TASK INSTRUCTIONS
Read through the data and report every line in which the word "name" occurs.

** start of DATASET **

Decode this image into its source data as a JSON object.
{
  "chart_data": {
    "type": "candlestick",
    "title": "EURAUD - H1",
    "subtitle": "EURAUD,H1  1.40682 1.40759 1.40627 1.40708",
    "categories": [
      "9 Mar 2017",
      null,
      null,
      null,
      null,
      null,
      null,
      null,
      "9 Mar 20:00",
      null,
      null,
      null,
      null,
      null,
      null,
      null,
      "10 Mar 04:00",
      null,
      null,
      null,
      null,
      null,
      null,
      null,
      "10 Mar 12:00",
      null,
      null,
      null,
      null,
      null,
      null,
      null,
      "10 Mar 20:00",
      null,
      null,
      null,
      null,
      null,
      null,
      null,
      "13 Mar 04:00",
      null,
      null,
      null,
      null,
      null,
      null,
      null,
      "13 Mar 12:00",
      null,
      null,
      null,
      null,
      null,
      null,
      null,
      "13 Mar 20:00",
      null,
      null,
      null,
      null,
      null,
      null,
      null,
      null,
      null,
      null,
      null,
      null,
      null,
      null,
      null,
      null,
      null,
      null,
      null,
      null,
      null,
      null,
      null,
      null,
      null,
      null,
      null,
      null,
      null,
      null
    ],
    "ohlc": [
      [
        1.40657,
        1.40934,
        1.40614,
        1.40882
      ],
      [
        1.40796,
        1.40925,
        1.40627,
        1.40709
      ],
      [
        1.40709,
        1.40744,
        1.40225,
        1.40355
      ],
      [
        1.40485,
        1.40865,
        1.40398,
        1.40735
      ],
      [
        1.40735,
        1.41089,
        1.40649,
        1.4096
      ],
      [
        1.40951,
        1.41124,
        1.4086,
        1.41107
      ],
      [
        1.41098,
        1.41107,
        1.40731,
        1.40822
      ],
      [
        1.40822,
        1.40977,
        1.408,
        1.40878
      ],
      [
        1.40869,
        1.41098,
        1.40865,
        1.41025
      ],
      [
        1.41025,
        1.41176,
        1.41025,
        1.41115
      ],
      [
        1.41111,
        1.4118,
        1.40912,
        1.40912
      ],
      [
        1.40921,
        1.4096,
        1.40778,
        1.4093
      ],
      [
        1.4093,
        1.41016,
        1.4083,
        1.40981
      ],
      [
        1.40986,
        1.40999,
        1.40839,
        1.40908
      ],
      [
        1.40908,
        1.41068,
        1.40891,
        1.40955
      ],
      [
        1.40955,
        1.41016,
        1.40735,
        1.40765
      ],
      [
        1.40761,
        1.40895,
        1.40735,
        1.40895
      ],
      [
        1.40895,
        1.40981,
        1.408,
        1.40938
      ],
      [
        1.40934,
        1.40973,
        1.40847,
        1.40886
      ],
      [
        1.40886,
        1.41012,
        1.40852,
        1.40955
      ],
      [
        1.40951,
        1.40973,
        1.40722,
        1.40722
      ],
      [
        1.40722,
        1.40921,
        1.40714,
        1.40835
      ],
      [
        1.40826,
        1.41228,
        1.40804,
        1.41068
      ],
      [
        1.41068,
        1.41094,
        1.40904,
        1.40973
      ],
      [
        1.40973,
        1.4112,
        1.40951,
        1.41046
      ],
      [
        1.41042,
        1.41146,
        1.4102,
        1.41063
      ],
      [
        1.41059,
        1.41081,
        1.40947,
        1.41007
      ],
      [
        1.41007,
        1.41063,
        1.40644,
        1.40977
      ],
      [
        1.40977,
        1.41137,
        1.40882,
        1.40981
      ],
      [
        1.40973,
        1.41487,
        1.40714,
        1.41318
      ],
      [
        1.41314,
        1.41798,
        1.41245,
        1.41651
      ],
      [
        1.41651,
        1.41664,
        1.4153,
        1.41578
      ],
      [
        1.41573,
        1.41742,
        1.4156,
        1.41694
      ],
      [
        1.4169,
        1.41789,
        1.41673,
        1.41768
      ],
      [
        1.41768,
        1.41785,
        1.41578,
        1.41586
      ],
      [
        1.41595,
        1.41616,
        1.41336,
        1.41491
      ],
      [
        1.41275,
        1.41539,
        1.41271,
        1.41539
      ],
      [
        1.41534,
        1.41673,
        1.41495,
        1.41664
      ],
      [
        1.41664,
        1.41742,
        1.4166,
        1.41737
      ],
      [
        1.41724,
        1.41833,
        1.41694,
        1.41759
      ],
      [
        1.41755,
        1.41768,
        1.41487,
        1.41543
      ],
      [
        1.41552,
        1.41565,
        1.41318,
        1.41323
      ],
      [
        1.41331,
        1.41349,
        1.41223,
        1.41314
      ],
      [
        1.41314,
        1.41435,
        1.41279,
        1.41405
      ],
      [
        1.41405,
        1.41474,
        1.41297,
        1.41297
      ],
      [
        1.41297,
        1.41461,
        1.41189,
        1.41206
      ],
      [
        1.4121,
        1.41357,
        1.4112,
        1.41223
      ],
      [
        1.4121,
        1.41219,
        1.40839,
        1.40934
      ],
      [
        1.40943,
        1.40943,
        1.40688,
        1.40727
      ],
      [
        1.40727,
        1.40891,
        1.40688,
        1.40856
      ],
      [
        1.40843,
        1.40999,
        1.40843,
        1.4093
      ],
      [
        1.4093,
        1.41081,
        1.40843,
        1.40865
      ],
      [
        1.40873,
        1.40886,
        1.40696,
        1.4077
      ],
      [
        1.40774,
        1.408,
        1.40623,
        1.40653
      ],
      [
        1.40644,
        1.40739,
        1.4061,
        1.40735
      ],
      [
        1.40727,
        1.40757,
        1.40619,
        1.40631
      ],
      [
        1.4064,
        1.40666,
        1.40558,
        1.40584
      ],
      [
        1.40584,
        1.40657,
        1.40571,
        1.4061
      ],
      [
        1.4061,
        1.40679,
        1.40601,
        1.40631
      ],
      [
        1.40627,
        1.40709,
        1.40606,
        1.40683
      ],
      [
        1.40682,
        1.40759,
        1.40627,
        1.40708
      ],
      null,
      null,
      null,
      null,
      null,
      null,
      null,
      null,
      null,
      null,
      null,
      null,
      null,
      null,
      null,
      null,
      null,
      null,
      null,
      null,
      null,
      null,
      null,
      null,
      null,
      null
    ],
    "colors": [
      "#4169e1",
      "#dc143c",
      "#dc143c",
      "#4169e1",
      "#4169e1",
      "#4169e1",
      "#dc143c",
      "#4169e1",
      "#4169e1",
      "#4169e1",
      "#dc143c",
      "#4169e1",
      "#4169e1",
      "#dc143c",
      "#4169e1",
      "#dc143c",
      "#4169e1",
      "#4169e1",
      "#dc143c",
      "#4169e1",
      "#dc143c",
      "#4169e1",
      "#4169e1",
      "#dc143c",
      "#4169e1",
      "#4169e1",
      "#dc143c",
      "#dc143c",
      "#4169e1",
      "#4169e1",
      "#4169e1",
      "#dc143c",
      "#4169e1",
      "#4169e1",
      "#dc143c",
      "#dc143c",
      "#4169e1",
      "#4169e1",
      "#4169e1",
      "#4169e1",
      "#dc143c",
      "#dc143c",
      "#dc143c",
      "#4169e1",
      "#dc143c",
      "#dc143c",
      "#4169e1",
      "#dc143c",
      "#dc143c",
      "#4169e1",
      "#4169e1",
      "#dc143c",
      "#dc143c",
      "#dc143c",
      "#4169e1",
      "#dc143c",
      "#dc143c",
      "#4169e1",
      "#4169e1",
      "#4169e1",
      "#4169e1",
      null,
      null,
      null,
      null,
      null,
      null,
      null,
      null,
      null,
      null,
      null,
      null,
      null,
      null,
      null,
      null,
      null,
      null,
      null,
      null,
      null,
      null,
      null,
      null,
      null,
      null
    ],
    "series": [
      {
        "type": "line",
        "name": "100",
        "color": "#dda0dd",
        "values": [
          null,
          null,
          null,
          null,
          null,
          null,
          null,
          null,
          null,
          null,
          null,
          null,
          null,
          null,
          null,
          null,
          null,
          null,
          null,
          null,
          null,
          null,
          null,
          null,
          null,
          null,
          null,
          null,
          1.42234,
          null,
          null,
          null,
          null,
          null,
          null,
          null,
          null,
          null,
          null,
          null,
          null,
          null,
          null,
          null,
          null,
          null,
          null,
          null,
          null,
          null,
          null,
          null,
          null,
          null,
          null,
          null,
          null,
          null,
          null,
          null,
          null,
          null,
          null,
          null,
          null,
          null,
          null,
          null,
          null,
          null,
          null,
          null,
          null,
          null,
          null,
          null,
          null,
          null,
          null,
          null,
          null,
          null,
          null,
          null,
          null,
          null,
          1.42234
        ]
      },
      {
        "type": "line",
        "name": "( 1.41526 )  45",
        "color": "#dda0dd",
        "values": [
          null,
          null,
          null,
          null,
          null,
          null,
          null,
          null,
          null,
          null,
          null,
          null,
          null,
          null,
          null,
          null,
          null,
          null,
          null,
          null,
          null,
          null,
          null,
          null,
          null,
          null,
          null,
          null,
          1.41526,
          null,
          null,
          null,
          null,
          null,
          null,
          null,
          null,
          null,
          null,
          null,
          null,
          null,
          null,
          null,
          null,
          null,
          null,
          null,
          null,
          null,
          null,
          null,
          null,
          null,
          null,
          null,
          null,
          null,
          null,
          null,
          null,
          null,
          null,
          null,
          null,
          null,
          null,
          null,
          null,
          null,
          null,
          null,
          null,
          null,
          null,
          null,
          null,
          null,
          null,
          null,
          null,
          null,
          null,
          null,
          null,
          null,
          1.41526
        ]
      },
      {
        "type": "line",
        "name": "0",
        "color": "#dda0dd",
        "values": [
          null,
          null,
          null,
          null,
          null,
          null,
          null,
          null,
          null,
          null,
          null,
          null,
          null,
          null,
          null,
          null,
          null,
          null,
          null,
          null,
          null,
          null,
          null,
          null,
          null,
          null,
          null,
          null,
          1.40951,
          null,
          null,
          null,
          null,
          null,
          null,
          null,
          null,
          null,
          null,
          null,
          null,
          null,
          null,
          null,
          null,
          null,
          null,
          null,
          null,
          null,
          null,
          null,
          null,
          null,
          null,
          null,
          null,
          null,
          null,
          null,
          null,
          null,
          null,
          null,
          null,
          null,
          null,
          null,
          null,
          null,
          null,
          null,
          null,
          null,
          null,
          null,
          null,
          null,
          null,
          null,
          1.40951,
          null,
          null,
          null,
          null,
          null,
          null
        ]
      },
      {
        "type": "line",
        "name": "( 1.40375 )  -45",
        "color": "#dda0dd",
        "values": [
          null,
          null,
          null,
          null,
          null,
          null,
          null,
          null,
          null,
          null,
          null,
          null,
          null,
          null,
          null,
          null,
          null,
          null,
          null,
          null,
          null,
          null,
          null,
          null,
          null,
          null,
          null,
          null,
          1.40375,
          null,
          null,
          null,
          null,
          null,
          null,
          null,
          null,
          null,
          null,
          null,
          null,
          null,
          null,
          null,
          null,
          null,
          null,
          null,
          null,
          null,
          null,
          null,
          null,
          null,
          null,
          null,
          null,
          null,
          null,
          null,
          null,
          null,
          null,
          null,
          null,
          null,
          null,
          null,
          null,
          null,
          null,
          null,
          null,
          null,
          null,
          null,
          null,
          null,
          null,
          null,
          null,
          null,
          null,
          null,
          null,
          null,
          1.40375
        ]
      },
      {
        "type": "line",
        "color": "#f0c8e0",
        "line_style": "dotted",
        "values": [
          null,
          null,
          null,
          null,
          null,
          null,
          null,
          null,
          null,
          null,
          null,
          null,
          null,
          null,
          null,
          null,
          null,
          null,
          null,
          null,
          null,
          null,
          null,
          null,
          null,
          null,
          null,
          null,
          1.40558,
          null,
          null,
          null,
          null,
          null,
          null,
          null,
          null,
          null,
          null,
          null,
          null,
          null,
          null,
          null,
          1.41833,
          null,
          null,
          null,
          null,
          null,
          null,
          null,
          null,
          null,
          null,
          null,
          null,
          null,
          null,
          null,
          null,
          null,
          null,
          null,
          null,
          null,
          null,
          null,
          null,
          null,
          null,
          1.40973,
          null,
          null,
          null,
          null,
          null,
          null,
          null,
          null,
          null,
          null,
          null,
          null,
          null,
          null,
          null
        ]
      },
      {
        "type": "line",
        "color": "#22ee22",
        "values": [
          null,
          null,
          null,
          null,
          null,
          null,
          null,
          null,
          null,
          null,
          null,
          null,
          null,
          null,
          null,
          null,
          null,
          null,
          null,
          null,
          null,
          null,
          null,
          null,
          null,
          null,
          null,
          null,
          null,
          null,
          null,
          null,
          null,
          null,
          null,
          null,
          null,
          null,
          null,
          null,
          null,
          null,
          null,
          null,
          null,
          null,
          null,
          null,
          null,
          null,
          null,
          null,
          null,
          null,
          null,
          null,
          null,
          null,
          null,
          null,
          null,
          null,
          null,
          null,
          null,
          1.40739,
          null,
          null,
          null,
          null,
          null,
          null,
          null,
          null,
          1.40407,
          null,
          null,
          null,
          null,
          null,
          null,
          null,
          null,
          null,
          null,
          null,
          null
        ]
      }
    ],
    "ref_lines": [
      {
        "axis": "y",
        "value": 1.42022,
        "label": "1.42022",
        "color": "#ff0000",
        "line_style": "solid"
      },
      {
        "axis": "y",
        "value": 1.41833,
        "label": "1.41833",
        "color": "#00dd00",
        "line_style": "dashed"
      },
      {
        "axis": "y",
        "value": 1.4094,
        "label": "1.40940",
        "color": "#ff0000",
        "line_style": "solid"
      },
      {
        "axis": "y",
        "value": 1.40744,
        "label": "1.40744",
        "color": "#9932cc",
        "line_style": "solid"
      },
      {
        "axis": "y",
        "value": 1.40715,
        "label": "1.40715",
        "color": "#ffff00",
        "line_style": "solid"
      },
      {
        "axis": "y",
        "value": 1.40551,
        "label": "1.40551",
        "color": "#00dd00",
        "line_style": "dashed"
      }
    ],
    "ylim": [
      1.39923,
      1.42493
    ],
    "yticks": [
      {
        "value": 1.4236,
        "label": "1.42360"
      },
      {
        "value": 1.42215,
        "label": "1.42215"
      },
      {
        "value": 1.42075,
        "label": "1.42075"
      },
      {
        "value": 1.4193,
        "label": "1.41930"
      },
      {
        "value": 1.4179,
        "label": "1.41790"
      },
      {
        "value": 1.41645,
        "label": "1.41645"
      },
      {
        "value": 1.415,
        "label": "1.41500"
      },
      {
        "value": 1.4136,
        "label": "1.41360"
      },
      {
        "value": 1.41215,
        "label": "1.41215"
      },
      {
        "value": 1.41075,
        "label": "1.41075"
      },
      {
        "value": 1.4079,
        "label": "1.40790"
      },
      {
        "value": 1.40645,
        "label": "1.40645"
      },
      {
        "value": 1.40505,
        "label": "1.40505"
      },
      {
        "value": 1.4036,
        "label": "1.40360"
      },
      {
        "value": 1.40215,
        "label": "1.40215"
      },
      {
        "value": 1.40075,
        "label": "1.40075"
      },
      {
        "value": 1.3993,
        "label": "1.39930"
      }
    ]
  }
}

** end of DATASET **

RESPONSE BELOW
        "name": "100",
        "name": "( 1.41526 )  45",
        "name": "0",
        "name": "( 1.40375 )  -45",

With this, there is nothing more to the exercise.